╔══

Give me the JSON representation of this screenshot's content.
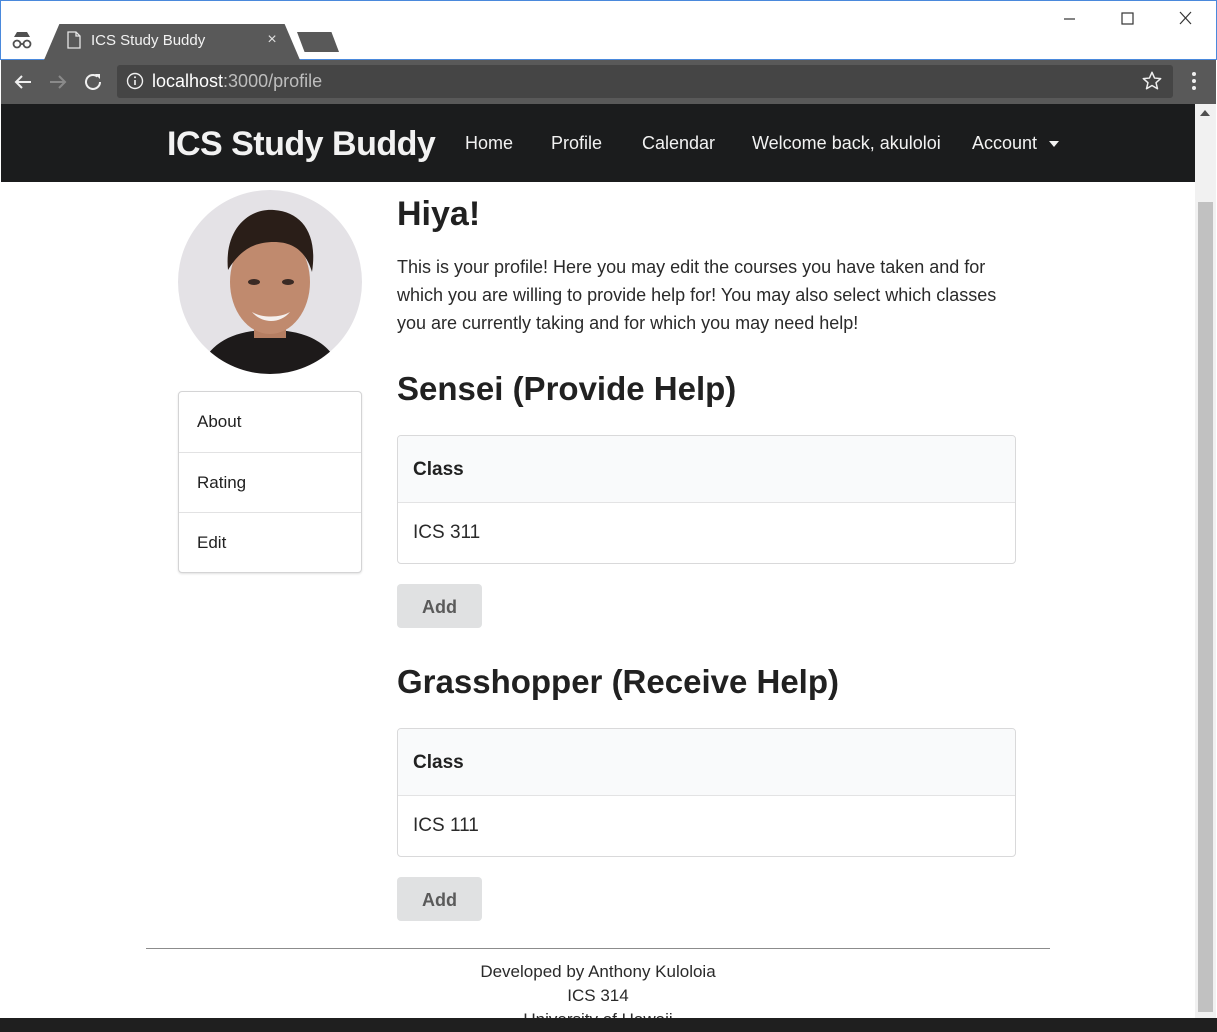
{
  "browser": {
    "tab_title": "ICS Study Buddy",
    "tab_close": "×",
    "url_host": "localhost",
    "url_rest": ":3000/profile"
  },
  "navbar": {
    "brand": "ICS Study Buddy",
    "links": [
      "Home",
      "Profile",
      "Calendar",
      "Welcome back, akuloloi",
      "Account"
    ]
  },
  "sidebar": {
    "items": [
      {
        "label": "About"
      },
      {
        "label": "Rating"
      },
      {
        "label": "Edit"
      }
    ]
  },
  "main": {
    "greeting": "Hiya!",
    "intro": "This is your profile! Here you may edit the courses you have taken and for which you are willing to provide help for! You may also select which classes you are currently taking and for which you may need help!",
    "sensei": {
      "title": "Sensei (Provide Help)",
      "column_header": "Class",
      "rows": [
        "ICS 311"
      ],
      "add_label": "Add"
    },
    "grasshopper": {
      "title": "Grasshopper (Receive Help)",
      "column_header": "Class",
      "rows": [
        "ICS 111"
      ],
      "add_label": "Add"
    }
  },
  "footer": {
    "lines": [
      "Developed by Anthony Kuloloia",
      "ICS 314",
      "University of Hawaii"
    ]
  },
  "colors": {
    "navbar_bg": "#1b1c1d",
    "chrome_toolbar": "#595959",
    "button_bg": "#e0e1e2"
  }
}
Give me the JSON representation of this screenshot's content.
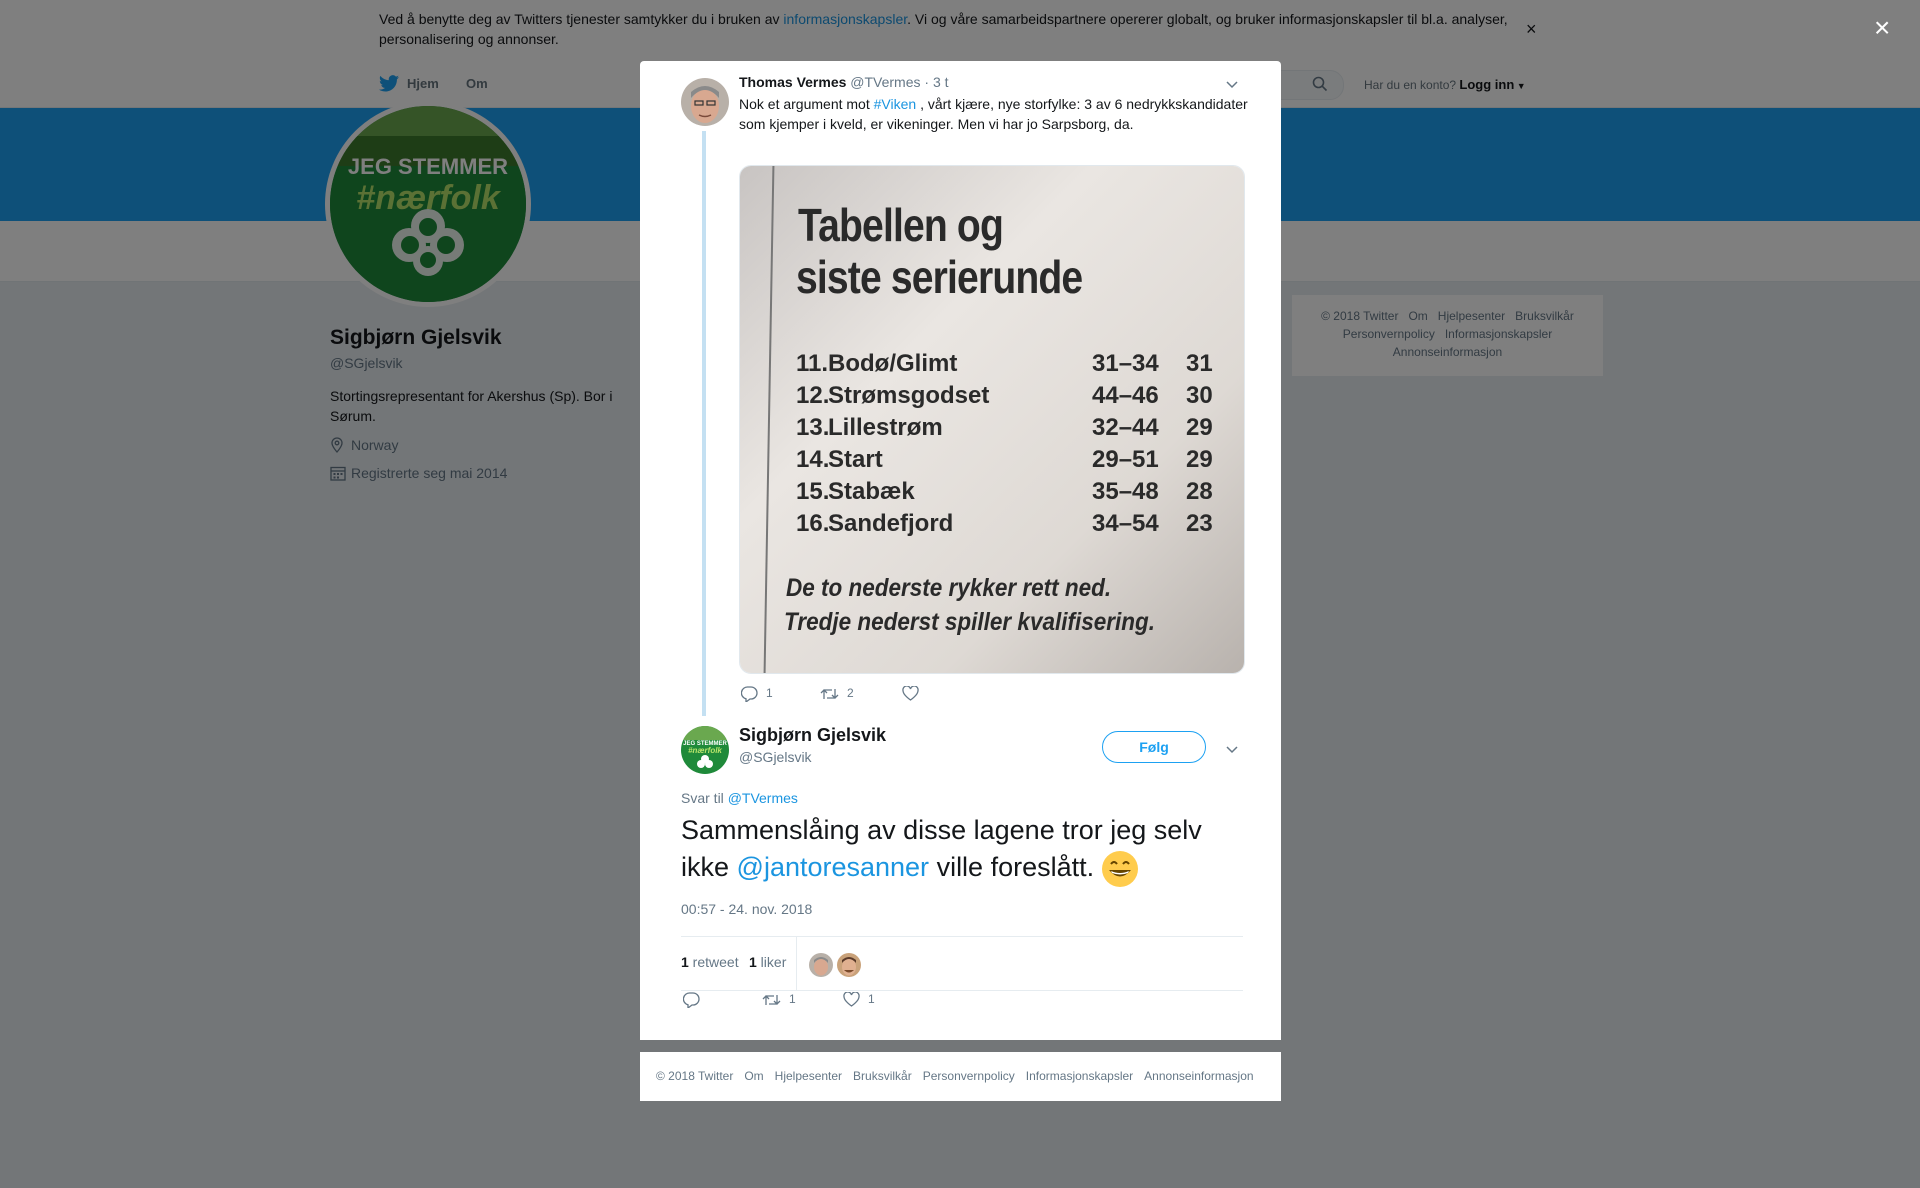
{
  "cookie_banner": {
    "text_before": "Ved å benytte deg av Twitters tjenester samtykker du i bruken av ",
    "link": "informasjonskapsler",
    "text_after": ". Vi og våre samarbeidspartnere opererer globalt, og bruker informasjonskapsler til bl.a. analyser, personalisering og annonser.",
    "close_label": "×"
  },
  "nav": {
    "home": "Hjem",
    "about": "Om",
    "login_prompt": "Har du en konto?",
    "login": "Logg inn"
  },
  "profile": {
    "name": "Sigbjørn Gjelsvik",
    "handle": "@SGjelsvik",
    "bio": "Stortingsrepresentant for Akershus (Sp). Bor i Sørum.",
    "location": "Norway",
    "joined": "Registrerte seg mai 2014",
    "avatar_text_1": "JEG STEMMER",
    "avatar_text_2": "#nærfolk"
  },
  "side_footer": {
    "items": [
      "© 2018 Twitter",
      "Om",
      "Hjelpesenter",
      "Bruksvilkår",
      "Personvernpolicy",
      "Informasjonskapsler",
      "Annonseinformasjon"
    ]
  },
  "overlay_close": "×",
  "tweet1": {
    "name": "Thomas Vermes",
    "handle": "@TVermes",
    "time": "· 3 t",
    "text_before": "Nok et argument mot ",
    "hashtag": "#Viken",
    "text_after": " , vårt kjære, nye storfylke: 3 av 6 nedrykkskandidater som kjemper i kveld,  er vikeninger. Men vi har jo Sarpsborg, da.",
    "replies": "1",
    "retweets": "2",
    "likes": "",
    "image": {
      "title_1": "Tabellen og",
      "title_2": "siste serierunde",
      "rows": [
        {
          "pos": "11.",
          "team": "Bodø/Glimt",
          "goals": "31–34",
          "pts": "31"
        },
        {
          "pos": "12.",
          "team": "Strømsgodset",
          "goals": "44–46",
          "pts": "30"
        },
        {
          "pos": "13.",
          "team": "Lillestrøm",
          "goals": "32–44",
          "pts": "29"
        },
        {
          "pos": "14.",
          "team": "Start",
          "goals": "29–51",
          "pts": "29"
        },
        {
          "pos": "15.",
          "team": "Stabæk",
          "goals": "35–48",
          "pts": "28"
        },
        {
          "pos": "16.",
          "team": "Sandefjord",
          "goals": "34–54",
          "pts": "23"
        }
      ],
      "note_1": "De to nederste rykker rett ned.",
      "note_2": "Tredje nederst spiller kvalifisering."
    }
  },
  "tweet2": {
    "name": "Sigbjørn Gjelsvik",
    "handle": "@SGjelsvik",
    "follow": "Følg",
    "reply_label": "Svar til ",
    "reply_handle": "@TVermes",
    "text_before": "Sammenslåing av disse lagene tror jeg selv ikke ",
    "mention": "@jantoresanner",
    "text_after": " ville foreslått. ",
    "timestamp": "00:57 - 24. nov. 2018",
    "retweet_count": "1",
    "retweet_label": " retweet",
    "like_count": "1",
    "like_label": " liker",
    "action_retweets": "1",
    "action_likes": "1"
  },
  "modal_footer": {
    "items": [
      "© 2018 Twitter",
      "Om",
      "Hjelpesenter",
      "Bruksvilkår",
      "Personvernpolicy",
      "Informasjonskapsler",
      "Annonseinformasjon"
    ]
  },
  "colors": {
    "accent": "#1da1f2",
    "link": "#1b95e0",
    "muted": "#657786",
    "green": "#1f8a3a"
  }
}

╚══
╔══

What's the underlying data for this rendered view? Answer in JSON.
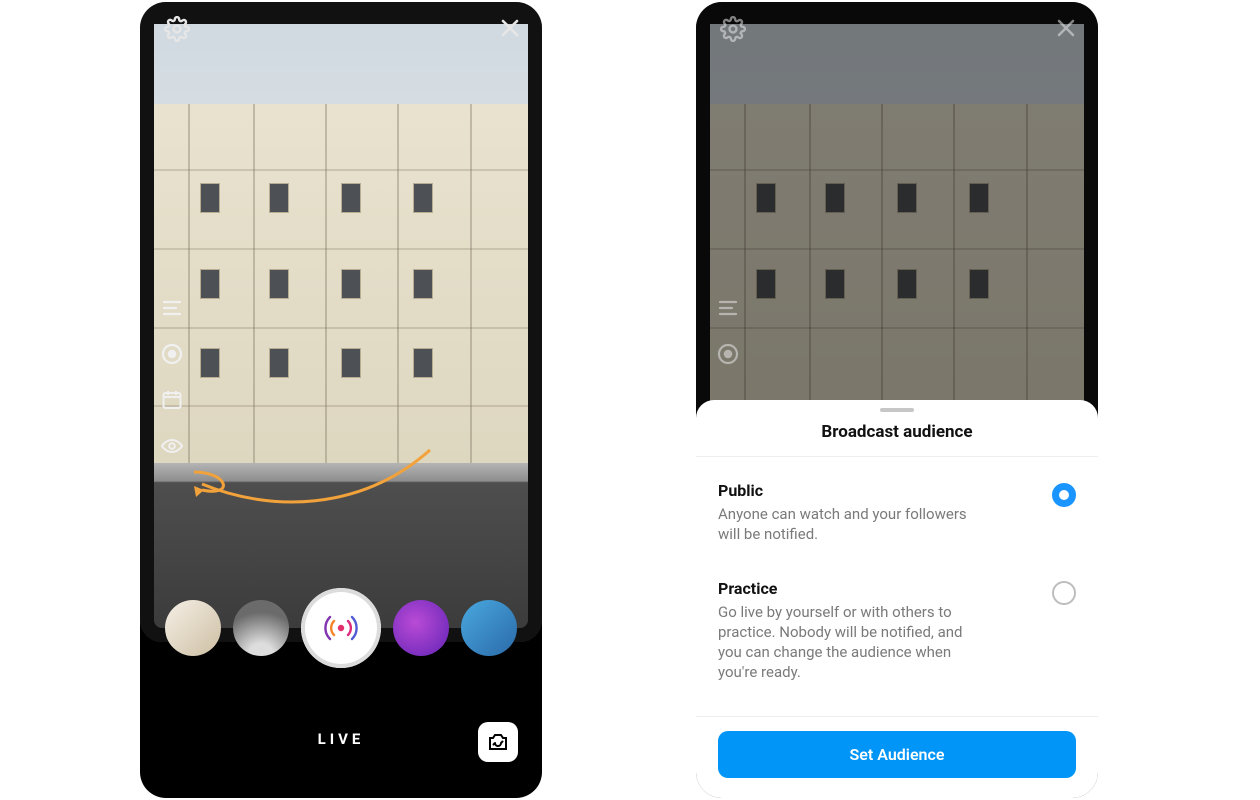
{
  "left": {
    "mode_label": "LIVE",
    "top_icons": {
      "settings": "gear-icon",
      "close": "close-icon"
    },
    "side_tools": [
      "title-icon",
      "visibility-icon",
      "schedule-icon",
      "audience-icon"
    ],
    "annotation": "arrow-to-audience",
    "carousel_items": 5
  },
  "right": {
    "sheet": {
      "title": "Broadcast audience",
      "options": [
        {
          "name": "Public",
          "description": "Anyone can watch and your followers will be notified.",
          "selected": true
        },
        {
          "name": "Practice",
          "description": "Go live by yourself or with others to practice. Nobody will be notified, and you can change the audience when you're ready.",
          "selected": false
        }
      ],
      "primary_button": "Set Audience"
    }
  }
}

╚══

* WORK REQUIRED
State how many lines hold the word "goals". The number is the whole answer.

* RESULT BELOW
6